Can you transcribe every entry word for word, skipping the images?

___ Provided data ___

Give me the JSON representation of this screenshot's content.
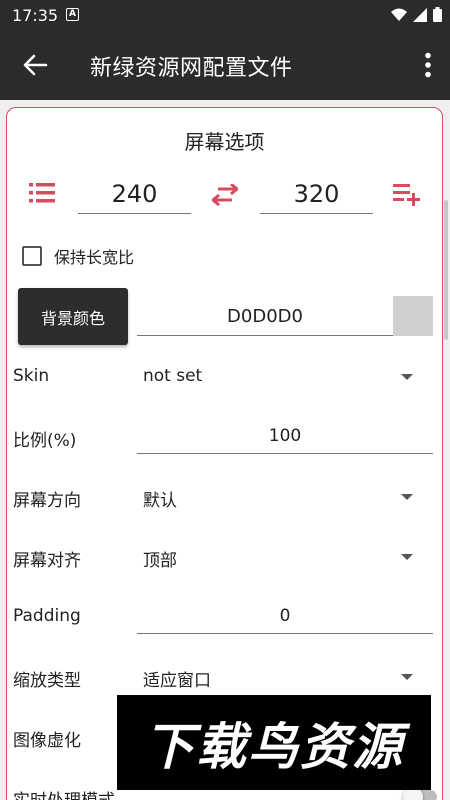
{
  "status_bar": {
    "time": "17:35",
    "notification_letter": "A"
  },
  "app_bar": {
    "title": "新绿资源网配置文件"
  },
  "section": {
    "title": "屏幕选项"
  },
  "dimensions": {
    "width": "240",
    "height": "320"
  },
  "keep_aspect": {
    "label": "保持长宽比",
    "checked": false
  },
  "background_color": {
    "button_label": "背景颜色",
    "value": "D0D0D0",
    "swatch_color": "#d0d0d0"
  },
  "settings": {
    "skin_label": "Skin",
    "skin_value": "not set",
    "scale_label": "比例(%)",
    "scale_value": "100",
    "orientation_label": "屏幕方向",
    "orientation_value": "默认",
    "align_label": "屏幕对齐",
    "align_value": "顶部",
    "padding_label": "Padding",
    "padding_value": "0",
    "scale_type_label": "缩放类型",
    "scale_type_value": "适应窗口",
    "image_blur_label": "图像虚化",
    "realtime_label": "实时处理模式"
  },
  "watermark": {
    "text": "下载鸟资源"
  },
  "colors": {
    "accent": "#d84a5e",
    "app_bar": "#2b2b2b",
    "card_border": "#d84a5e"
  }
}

___

*Output of the task*.
Give me the JSON representation of this screenshot's content.
{
  "status_bar": {
    "time": "17:35",
    "notification_letter": "A"
  },
  "app_bar": {
    "title": "新绿资源网配置文件"
  },
  "section": {
    "title": "屏幕选项"
  },
  "dimensions": {
    "width": "240",
    "height": "320"
  },
  "keep_aspect": {
    "label": "保持长宽比",
    "checked": false
  },
  "background_color": {
    "button_label": "背景颜色",
    "value": "D0D0D0",
    "swatch_color": "#d0d0d0"
  },
  "settings": {
    "skin_label": "Skin",
    "skin_value": "not set",
    "scale_label": "比例(%)",
    "scale_value": "100",
    "orientation_label": "屏幕方向",
    "orientation_value": "默认",
    "align_label": "屏幕对齐",
    "align_value": "顶部",
    "padding_label": "Padding",
    "padding_value": "0",
    "scale_type_label": "缩放类型",
    "scale_type_value": "适应窗口",
    "image_blur_label": "图像虚化",
    "realtime_label": "实时处理模式"
  },
  "watermark": {
    "text": "下载鸟资源"
  },
  "colors": {
    "accent": "#d84a5e",
    "app_bar": "#2b2b2b",
    "card_border": "#d84a5e"
  }
}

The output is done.